(Chart and figure data)
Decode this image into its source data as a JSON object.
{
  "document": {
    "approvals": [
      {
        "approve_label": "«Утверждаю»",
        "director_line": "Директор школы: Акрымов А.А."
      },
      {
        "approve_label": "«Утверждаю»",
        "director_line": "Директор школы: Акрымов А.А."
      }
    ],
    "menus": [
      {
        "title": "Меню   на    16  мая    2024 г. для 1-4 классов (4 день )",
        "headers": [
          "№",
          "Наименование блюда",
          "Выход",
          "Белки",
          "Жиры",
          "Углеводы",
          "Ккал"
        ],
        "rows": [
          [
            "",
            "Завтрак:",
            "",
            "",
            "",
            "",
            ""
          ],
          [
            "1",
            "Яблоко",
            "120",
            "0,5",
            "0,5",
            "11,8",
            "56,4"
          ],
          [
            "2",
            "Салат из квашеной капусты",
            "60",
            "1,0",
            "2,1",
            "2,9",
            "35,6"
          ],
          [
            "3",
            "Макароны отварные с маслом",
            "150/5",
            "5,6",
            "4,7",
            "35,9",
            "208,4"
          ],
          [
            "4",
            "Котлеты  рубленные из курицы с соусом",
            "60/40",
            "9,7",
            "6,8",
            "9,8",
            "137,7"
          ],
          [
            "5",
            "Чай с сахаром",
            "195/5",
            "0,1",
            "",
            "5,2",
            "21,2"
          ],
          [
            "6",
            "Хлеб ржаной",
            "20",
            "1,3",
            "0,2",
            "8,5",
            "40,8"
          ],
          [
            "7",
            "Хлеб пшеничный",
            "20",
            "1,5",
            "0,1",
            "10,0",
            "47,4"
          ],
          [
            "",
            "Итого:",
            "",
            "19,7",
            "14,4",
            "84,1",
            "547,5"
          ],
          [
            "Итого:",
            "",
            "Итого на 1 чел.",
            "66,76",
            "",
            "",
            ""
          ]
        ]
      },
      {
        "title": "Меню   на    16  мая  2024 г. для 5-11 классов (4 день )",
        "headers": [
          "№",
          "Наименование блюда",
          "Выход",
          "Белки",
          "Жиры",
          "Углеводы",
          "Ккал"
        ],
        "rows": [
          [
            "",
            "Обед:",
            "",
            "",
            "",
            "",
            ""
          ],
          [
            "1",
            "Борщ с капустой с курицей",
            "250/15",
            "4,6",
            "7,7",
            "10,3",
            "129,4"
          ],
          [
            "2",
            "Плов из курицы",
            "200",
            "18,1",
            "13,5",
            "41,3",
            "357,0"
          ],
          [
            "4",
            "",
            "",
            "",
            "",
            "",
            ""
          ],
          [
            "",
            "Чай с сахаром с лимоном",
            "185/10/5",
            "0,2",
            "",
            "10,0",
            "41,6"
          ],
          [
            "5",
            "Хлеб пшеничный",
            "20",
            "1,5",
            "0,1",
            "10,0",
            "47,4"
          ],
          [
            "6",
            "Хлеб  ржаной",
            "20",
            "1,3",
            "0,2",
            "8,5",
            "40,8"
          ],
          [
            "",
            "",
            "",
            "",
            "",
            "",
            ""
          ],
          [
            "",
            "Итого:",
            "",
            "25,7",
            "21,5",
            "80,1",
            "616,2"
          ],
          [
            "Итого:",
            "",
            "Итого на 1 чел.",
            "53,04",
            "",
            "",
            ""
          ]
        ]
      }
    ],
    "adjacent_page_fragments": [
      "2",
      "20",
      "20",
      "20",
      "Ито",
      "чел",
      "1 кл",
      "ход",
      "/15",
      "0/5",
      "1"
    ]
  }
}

## REQUIRED TASK:
Your task is to output the full set of records exactly as presented.

## RESULT BELOW:
Decode this image into its source data as a JSON object.
{
  "document": {
    "approvals": [
      {
        "approve_label": "«Утверждаю»",
        "director_line": "Директор школы: Акрымов А.А."
      },
      {
        "approve_label": "«Утверждаю»",
        "director_line": "Директор школы: Акрымов А.А."
      }
    ],
    "menus": [
      {
        "title": "Меню   на    16  мая    2024 г. для 1-4 классов (4 день )",
        "headers": [
          "№",
          "Наименование блюда",
          "Выход",
          "Белки",
          "Жиры",
          "Углеводы",
          "Ккал"
        ],
        "rows": [
          [
            "",
            "Завтрак:",
            "",
            "",
            "",
            "",
            ""
          ],
          [
            "1",
            "Яблоко",
            "120",
            "0,5",
            "0,5",
            "11,8",
            "56,4"
          ],
          [
            "2",
            "Салат из квашеной капусты",
            "60",
            "1,0",
            "2,1",
            "2,9",
            "35,6"
          ],
          [
            "3",
            "Макароны отварные с маслом",
            "150/5",
            "5,6",
            "4,7",
            "35,9",
            "208,4"
          ],
          [
            "4",
            "Котлеты  рубленные из курицы с соусом",
            "60/40",
            "9,7",
            "6,8",
            "9,8",
            "137,7"
          ],
          [
            "5",
            "Чай с сахаром",
            "195/5",
            "0,1",
            "",
            "5,2",
            "21,2"
          ],
          [
            "6",
            "Хлеб ржаной",
            "20",
            "1,3",
            "0,2",
            "8,5",
            "40,8"
          ],
          [
            "7",
            "Хлеб пшеничный",
            "20",
            "1,5",
            "0,1",
            "10,0",
            "47,4"
          ],
          [
            "",
            "Итого:",
            "",
            "19,7",
            "14,4",
            "84,1",
            "547,5"
          ],
          [
            "Итого:",
            "",
            "Итого на 1 чел.",
            "66,76",
            "",
            "",
            ""
          ]
        ]
      },
      {
        "title": "Меню   на    16  мая  2024 г. для 5-11 классов (4 день )",
        "headers": [
          "№",
          "Наименование блюда",
          "Выход",
          "Белки",
          "Жиры",
          "Углеводы",
          "Ккал"
        ],
        "rows": [
          [
            "",
            "Обед:",
            "",
            "",
            "",
            "",
            ""
          ],
          [
            "1",
            "Борщ с капустой с курицей",
            "250/15",
            "4,6",
            "7,7",
            "10,3",
            "129,4"
          ],
          [
            "2",
            "Плов из курицы",
            "200",
            "18,1",
            "13,5",
            "41,3",
            "357,0"
          ],
          [
            "4",
            "",
            "",
            "",
            "",
            "",
            ""
          ],
          [
            "",
            "Чай с сахаром с лимоном",
            "185/10/5",
            "0,2",
            "",
            "10,0",
            "41,6"
          ],
          [
            "5",
            "Хлеб пшеничный",
            "20",
            "1,5",
            "0,1",
            "10,0",
            "47,4"
          ],
          [
            "6",
            "Хлеб  ржаной",
            "20",
            "1,3",
            "0,2",
            "8,5",
            "40,8"
          ],
          [
            "",
            "",
            "",
            "",
            "",
            "",
            ""
          ],
          [
            "",
            "Итого:",
            "",
            "25,7",
            "21,5",
            "80,1",
            "616,2"
          ],
          [
            "Итого:",
            "",
            "Итого на 1 чел.",
            "53,04",
            "",
            "",
            ""
          ]
        ]
      }
    ],
    "adjacent_page_fragments": [
      "2",
      "20",
      "20",
      "20",
      "Ито",
      "чел",
      "1 кл",
      "ход",
      "/15",
      "0/5",
      "1"
    ]
  }
}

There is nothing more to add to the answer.